### SHORT EXERCISE
Retype each record below word for word. Leave the pictures out.

### DATA LINES

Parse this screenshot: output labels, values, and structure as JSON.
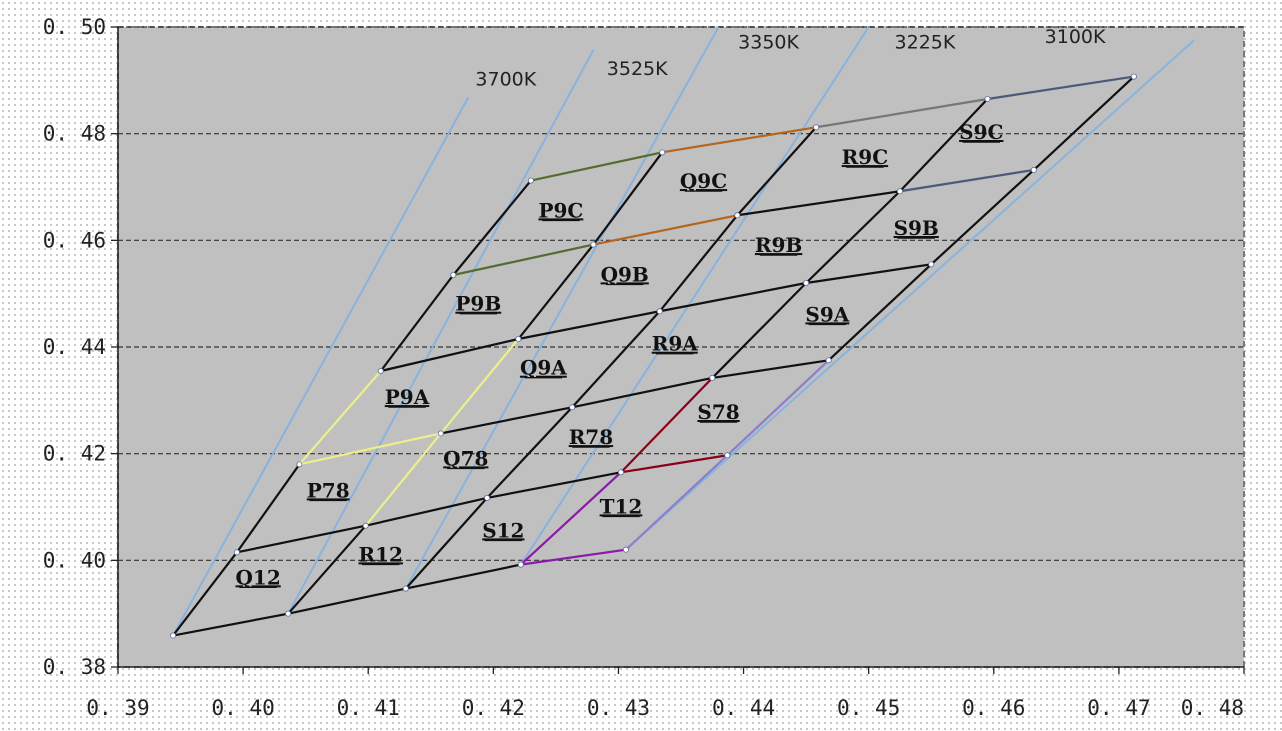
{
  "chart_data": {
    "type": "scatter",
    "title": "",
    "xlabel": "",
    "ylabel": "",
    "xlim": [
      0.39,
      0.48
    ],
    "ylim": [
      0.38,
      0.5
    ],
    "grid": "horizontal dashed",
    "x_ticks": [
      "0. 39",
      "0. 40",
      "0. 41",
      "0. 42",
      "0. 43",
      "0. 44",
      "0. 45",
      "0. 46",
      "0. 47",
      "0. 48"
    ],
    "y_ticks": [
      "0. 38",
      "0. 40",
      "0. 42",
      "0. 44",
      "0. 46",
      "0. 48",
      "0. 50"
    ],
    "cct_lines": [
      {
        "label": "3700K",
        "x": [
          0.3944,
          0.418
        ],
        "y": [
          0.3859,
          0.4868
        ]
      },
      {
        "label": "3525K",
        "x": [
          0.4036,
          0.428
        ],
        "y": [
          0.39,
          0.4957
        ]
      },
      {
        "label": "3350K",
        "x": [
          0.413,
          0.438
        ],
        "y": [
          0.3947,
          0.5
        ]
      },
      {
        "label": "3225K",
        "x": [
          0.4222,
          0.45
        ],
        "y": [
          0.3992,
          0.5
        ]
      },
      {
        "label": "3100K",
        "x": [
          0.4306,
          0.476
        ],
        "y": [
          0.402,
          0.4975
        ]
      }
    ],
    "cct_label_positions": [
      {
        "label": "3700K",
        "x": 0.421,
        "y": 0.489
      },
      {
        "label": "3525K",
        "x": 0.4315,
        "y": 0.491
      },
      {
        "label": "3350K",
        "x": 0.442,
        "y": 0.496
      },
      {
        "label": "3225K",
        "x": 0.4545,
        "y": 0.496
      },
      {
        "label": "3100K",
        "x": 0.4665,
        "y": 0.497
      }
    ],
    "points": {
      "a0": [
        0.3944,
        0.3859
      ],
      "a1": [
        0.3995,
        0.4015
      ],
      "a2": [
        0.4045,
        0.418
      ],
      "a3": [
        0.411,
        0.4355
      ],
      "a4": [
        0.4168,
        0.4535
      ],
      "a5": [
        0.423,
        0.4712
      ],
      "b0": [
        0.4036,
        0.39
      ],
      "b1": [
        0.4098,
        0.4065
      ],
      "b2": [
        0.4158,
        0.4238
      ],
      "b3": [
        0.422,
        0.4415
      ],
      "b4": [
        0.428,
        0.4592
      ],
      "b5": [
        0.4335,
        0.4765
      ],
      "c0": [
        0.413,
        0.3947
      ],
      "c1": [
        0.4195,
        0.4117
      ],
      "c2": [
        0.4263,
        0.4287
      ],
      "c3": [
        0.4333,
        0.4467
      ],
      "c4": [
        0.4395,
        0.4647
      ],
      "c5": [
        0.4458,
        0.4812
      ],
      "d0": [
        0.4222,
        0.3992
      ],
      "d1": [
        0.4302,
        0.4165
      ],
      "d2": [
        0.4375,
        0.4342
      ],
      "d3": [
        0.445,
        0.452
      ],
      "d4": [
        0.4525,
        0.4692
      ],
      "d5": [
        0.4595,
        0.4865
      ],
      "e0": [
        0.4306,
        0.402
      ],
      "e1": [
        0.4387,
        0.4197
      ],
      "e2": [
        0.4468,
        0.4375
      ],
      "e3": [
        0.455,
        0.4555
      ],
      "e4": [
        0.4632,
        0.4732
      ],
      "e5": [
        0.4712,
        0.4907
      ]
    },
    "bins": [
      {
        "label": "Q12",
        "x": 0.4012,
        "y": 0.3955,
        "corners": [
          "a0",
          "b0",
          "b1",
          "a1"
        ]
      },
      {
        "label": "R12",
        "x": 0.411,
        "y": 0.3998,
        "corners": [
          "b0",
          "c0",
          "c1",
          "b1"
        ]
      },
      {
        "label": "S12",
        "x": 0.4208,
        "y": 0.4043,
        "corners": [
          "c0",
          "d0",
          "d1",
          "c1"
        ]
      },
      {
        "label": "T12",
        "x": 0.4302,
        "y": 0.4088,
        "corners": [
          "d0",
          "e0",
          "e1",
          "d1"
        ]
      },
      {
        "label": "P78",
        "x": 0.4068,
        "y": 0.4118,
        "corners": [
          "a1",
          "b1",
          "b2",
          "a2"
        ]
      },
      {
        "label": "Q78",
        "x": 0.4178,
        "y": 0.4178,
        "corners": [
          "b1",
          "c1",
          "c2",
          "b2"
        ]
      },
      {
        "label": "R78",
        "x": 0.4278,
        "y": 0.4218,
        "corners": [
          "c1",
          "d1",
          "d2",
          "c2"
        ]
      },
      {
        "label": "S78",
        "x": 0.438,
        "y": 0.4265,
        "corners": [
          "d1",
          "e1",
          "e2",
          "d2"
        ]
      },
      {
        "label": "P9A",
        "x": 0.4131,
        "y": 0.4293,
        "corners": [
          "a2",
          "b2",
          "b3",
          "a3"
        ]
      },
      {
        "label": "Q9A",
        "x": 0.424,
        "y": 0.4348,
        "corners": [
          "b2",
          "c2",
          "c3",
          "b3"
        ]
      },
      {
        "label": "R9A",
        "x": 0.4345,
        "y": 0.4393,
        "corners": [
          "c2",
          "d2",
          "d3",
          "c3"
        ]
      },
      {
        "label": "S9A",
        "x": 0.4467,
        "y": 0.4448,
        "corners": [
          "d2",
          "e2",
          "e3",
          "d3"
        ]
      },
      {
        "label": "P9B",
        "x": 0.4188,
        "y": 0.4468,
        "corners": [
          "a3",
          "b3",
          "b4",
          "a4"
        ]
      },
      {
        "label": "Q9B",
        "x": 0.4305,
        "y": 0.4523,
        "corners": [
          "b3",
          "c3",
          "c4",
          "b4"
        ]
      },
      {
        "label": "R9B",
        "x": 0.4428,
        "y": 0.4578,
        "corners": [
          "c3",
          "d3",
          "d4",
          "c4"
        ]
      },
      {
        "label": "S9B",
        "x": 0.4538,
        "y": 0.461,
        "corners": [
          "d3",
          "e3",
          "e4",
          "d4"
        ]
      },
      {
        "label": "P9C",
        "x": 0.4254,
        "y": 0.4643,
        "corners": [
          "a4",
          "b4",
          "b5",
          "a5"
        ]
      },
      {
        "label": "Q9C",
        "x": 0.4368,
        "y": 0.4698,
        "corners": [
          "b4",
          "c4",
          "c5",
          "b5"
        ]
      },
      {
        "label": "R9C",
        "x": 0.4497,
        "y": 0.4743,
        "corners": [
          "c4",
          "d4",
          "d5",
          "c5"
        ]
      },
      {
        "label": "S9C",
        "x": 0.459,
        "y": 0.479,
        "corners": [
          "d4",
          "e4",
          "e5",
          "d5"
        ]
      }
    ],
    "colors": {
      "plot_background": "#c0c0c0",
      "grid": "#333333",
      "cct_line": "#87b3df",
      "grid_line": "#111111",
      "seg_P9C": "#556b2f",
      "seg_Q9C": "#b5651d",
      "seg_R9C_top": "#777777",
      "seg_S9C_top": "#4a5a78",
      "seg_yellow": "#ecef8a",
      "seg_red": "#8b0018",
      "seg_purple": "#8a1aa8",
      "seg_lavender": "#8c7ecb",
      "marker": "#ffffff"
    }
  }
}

### WRITTEN ANSWER
Parse this screenshot: output labels, values, and structure as JSON.
{
  "chart_data": {
    "type": "scatter",
    "title": "",
    "xlabel": "",
    "ylabel": "",
    "xlim": [
      0.39,
      0.48
    ],
    "ylim": [
      0.38,
      0.5
    ],
    "grid": "horizontal dashed",
    "x_ticks": [
      "0. 39",
      "0. 40",
      "0. 41",
      "0. 42",
      "0. 43",
      "0. 44",
      "0. 45",
      "0. 46",
      "0. 47",
      "0. 48"
    ],
    "y_ticks": [
      "0. 38",
      "0. 40",
      "0. 42",
      "0. 44",
      "0. 46",
      "0. 48",
      "0. 50"
    ],
    "cct_lines": [
      {
        "label": "3700K",
        "x": [
          0.3944,
          0.418
        ],
        "y": [
          0.3859,
          0.4868
        ]
      },
      {
        "label": "3525K",
        "x": [
          0.4036,
          0.428
        ],
        "y": [
          0.39,
          0.4957
        ]
      },
      {
        "label": "3350K",
        "x": [
          0.413,
          0.438
        ],
        "y": [
          0.3947,
          0.5
        ]
      },
      {
        "label": "3225K",
        "x": [
          0.4222,
          0.45
        ],
        "y": [
          0.3992,
          0.5
        ]
      },
      {
        "label": "3100K",
        "x": [
          0.4306,
          0.476
        ],
        "y": [
          0.402,
          0.4975
        ]
      }
    ],
    "cct_label_positions": [
      {
        "label": "3700K",
        "x": 0.421,
        "y": 0.489
      },
      {
        "label": "3525K",
        "x": 0.4315,
        "y": 0.491
      },
      {
        "label": "3350K",
        "x": 0.442,
        "y": 0.496
      },
      {
        "label": "3225K",
        "x": 0.4545,
        "y": 0.496
      },
      {
        "label": "3100K",
        "x": 0.4665,
        "y": 0.497
      }
    ],
    "points": {
      "a0": [
        0.3944,
        0.3859
      ],
      "a1": [
        0.3995,
        0.4015
      ],
      "a2": [
        0.4045,
        0.418
      ],
      "a3": [
        0.411,
        0.4355
      ],
      "a4": [
        0.4168,
        0.4535
      ],
      "a5": [
        0.423,
        0.4712
      ],
      "b0": [
        0.4036,
        0.39
      ],
      "b1": [
        0.4098,
        0.4065
      ],
      "b2": [
        0.4158,
        0.4238
      ],
      "b3": [
        0.422,
        0.4415
      ],
      "b4": [
        0.428,
        0.4592
      ],
      "b5": [
        0.4335,
        0.4765
      ],
      "c0": [
        0.413,
        0.3947
      ],
      "c1": [
        0.4195,
        0.4117
      ],
      "c2": [
        0.4263,
        0.4287
      ],
      "c3": [
        0.4333,
        0.4467
      ],
      "c4": [
        0.4395,
        0.4647
      ],
      "c5": [
        0.4458,
        0.4812
      ],
      "d0": [
        0.4222,
        0.3992
      ],
      "d1": [
        0.4302,
        0.4165
      ],
      "d2": [
        0.4375,
        0.4342
      ],
      "d3": [
        0.445,
        0.452
      ],
      "d4": [
        0.4525,
        0.4692
      ],
      "d5": [
        0.4595,
        0.4865
      ],
      "e0": [
        0.4306,
        0.402
      ],
      "e1": [
        0.4387,
        0.4197
      ],
      "e2": [
        0.4468,
        0.4375
      ],
      "e3": [
        0.455,
        0.4555
      ],
      "e4": [
        0.4632,
        0.4732
      ],
      "e5": [
        0.4712,
        0.4907
      ]
    },
    "bins": [
      {
        "label": "Q12",
        "x": 0.4012,
        "y": 0.3955,
        "corners": [
          "a0",
          "b0",
          "b1",
          "a1"
        ]
      },
      {
        "label": "R12",
        "x": 0.411,
        "y": 0.3998,
        "corners": [
          "b0",
          "c0",
          "c1",
          "b1"
        ]
      },
      {
        "label": "S12",
        "x": 0.4208,
        "y": 0.4043,
        "corners": [
          "c0",
          "d0",
          "d1",
          "c1"
        ]
      },
      {
        "label": "T12",
        "x": 0.4302,
        "y": 0.4088,
        "corners": [
          "d0",
          "e0",
          "e1",
          "d1"
        ]
      },
      {
        "label": "P78",
        "x": 0.4068,
        "y": 0.4118,
        "corners": [
          "a1",
          "b1",
          "b2",
          "a2"
        ]
      },
      {
        "label": "Q78",
        "x": 0.4178,
        "y": 0.4178,
        "corners": [
          "b1",
          "c1",
          "c2",
          "b2"
        ]
      },
      {
        "label": "R78",
        "x": 0.4278,
        "y": 0.4218,
        "corners": [
          "c1",
          "d1",
          "d2",
          "c2"
        ]
      },
      {
        "label": "S78",
        "x": 0.438,
        "y": 0.4265,
        "corners": [
          "d1",
          "e1",
          "e2",
          "d2"
        ]
      },
      {
        "label": "P9A",
        "x": 0.4131,
        "y": 0.4293,
        "corners": [
          "a2",
          "b2",
          "b3",
          "a3"
        ]
      },
      {
        "label": "Q9A",
        "x": 0.424,
        "y": 0.4348,
        "corners": [
          "b2",
          "c2",
          "c3",
          "b3"
        ]
      },
      {
        "label": "R9A",
        "x": 0.4345,
        "y": 0.4393,
        "corners": [
          "c2",
          "d2",
          "d3",
          "c3"
        ]
      },
      {
        "label": "S9A",
        "x": 0.4467,
        "y": 0.4448,
        "corners": [
          "d2",
          "e2",
          "e3",
          "d3"
        ]
      },
      {
        "label": "P9B",
        "x": 0.4188,
        "y": 0.4468,
        "corners": [
          "a3",
          "b3",
          "b4",
          "a4"
        ]
      },
      {
        "label": "Q9B",
        "x": 0.4305,
        "y": 0.4523,
        "corners": [
          "b3",
          "c3",
          "c4",
          "b4"
        ]
      },
      {
        "label": "R9B",
        "x": 0.4428,
        "y": 0.4578,
        "corners": [
          "c3",
          "d3",
          "d4",
          "c4"
        ]
      },
      {
        "label": "S9B",
        "x": 0.4538,
        "y": 0.461,
        "corners": [
          "d3",
          "e3",
          "e4",
          "d4"
        ]
      },
      {
        "label": "P9C",
        "x": 0.4254,
        "y": 0.4643,
        "corners": [
          "a4",
          "b4",
          "b5",
          "a5"
        ]
      },
      {
        "label": "Q9C",
        "x": 0.4368,
        "y": 0.4698,
        "corners": [
          "b4",
          "c4",
          "c5",
          "b5"
        ]
      },
      {
        "label": "R9C",
        "x": 0.4497,
        "y": 0.4743,
        "corners": [
          "c4",
          "d4",
          "d5",
          "c5"
        ]
      },
      {
        "label": "S9C",
        "x": 0.459,
        "y": 0.479,
        "corners": [
          "d4",
          "e4",
          "e5",
          "d5"
        ]
      }
    ],
    "colors": {
      "plot_background": "#c0c0c0",
      "grid": "#333333",
      "cct_line": "#87b3df",
      "grid_line": "#111111",
      "seg_P9C": "#556b2f",
      "seg_Q9C": "#b5651d",
      "seg_R9C_top": "#777777",
      "seg_S9C_top": "#4a5a78",
      "seg_yellow": "#ecef8a",
      "seg_red": "#8b0018",
      "seg_purple": "#8a1aa8",
      "seg_lavender": "#8c7ecb",
      "marker": "#ffffff"
    }
  }
}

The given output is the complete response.